-- What is required --
Every line of the material below should be repeated exactly.

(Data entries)

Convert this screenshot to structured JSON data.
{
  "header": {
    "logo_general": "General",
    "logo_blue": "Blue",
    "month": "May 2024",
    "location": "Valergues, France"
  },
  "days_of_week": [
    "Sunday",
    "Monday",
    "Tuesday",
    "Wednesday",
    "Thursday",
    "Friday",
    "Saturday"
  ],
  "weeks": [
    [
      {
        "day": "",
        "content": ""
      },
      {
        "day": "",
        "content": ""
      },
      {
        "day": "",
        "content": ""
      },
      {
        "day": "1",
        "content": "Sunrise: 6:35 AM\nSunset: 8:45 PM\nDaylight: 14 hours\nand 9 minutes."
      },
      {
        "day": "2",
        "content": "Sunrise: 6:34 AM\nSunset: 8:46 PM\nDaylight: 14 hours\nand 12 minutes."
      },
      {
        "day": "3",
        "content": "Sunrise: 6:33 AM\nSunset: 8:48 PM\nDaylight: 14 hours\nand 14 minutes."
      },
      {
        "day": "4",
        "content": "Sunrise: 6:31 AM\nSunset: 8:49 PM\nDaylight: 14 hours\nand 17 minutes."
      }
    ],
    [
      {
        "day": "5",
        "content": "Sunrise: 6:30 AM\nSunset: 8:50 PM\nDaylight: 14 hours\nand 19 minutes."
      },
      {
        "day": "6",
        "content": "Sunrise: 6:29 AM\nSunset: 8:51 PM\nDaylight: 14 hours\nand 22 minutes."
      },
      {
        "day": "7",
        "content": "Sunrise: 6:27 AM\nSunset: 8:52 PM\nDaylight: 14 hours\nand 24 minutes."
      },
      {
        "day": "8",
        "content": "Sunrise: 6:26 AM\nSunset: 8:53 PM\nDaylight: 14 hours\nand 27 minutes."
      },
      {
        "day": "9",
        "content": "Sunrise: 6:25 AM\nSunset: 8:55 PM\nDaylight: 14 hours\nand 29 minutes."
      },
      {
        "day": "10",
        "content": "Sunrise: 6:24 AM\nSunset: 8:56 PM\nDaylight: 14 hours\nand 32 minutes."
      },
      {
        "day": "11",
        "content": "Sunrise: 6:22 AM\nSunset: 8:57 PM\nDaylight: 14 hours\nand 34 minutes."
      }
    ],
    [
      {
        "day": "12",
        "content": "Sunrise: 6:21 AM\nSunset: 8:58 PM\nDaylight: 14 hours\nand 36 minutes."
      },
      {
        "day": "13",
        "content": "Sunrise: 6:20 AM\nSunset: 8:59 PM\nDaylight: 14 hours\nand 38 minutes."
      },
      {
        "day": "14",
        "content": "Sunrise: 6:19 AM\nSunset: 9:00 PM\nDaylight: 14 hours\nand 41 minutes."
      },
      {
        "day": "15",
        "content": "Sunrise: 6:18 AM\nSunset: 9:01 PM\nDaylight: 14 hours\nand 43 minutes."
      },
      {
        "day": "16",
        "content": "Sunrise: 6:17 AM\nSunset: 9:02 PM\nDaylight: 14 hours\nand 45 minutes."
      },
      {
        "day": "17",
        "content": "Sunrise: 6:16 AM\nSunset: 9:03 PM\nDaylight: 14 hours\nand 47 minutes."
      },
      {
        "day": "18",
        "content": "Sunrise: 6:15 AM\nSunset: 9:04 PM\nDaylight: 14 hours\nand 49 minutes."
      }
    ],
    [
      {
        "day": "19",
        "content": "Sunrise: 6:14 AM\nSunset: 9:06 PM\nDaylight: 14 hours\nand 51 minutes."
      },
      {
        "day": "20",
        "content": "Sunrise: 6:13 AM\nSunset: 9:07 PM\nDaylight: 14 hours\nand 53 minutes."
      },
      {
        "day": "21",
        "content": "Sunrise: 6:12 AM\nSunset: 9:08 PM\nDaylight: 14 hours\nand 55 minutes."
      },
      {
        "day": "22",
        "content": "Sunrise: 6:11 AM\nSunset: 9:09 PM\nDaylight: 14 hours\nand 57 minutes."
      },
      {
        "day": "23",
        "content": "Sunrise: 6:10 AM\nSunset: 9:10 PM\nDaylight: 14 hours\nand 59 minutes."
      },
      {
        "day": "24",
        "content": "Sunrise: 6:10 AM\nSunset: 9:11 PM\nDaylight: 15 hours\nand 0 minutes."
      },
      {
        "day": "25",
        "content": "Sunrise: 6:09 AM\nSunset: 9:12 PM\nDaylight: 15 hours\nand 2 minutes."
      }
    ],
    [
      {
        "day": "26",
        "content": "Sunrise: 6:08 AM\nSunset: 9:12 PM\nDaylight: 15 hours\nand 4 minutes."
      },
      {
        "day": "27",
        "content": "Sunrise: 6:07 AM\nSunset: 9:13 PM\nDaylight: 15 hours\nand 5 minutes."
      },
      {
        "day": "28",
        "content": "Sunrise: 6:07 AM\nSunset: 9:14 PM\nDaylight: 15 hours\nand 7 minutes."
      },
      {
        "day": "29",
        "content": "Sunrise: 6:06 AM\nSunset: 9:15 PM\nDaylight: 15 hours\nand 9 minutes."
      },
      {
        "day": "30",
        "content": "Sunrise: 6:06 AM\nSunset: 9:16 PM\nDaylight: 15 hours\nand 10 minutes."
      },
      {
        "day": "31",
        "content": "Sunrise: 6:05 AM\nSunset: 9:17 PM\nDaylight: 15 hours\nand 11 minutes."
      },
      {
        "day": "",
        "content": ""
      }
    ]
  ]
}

-- Exercise solution --
Convert this screenshot to structured JSON data.
{
  "header": {
    "logo_general": "General",
    "logo_blue": "Blue",
    "month": "May 2024",
    "location": "Valergues, France"
  },
  "days_of_week": [
    "Sunday",
    "Monday",
    "Tuesday",
    "Wednesday",
    "Thursday",
    "Friday",
    "Saturday"
  ],
  "weeks": [
    [
      {
        "day": "",
        "content": ""
      },
      {
        "day": "",
        "content": ""
      },
      {
        "day": "",
        "content": ""
      },
      {
        "day": "1",
        "content": "Sunrise: 6:35 AM\nSunset: 8:45 PM\nDaylight: 14 hours\nand 9 minutes."
      },
      {
        "day": "2",
        "content": "Sunrise: 6:34 AM\nSunset: 8:46 PM\nDaylight: 14 hours\nand 12 minutes."
      },
      {
        "day": "3",
        "content": "Sunrise: 6:33 AM\nSunset: 8:48 PM\nDaylight: 14 hours\nand 14 minutes."
      },
      {
        "day": "4",
        "content": "Sunrise: 6:31 AM\nSunset: 8:49 PM\nDaylight: 14 hours\nand 17 minutes."
      }
    ],
    [
      {
        "day": "5",
        "content": "Sunrise: 6:30 AM\nSunset: 8:50 PM\nDaylight: 14 hours\nand 19 minutes."
      },
      {
        "day": "6",
        "content": "Sunrise: 6:29 AM\nSunset: 8:51 PM\nDaylight: 14 hours\nand 22 minutes."
      },
      {
        "day": "7",
        "content": "Sunrise: 6:27 AM\nSunset: 8:52 PM\nDaylight: 14 hours\nand 24 minutes."
      },
      {
        "day": "8",
        "content": "Sunrise: 6:26 AM\nSunset: 8:53 PM\nDaylight: 14 hours\nand 27 minutes."
      },
      {
        "day": "9",
        "content": "Sunrise: 6:25 AM\nSunset: 8:55 PM\nDaylight: 14 hours\nand 29 minutes."
      },
      {
        "day": "10",
        "content": "Sunrise: 6:24 AM\nSunset: 8:56 PM\nDaylight: 14 hours\nand 32 minutes."
      },
      {
        "day": "11",
        "content": "Sunrise: 6:22 AM\nSunset: 8:57 PM\nDaylight: 14 hours\nand 34 minutes."
      }
    ],
    [
      {
        "day": "12",
        "content": "Sunrise: 6:21 AM\nSunset: 8:58 PM\nDaylight: 14 hours\nand 36 minutes."
      },
      {
        "day": "13",
        "content": "Sunrise: 6:20 AM\nSunset: 8:59 PM\nDaylight: 14 hours\nand 38 minutes."
      },
      {
        "day": "14",
        "content": "Sunrise: 6:19 AM\nSunset: 9:00 PM\nDaylight: 14 hours\nand 41 minutes."
      },
      {
        "day": "15",
        "content": "Sunrise: 6:18 AM\nSunset: 9:01 PM\nDaylight: 14 hours\nand 43 minutes."
      },
      {
        "day": "16",
        "content": "Sunrise: 6:17 AM\nSunset: 9:02 PM\nDaylight: 14 hours\nand 45 minutes."
      },
      {
        "day": "17",
        "content": "Sunrise: 6:16 AM\nSunset: 9:03 PM\nDaylight: 14 hours\nand 47 minutes."
      },
      {
        "day": "18",
        "content": "Sunrise: 6:15 AM\nSunset: 9:04 PM\nDaylight: 14 hours\nand 49 minutes."
      }
    ],
    [
      {
        "day": "19",
        "content": "Sunrise: 6:14 AM\nSunset: 9:06 PM\nDaylight: 14 hours\nand 51 minutes."
      },
      {
        "day": "20",
        "content": "Sunrise: 6:13 AM\nSunset: 9:07 PM\nDaylight: 14 hours\nand 53 minutes."
      },
      {
        "day": "21",
        "content": "Sunrise: 6:12 AM\nSunset: 9:08 PM\nDaylight: 14 hours\nand 55 minutes."
      },
      {
        "day": "22",
        "content": "Sunrise: 6:11 AM\nSunset: 9:09 PM\nDaylight: 14 hours\nand 57 minutes."
      },
      {
        "day": "23",
        "content": "Sunrise: 6:10 AM\nSunset: 9:10 PM\nDaylight: 14 hours\nand 59 minutes."
      },
      {
        "day": "24",
        "content": "Sunrise: 6:10 AM\nSunset: 9:11 PM\nDaylight: 15 hours\nand 0 minutes."
      },
      {
        "day": "25",
        "content": "Sunrise: 6:09 AM\nSunset: 9:12 PM\nDaylight: 15 hours\nand 2 minutes."
      }
    ],
    [
      {
        "day": "26",
        "content": "Sunrise: 6:08 AM\nSunset: 9:12 PM\nDaylight: 15 hours\nand 4 minutes."
      },
      {
        "day": "27",
        "content": "Sunrise: 6:07 AM\nSunset: 9:13 PM\nDaylight: 15 hours\nand 5 minutes."
      },
      {
        "day": "28",
        "content": "Sunrise: 6:07 AM\nSunset: 9:14 PM\nDaylight: 15 hours\nand 7 minutes."
      },
      {
        "day": "29",
        "content": "Sunrise: 6:06 AM\nSunset: 9:15 PM\nDaylight: 15 hours\nand 9 minutes."
      },
      {
        "day": "30",
        "content": "Sunrise: 6:06 AM\nSunset: 9:16 PM\nDaylight: 15 hours\nand 10 minutes."
      },
      {
        "day": "31",
        "content": "Sunrise: 6:05 AM\nSunset: 9:17 PM\nDaylight: 15 hours\nand 11 minutes."
      },
      {
        "day": "",
        "content": ""
      }
    ]
  ]
}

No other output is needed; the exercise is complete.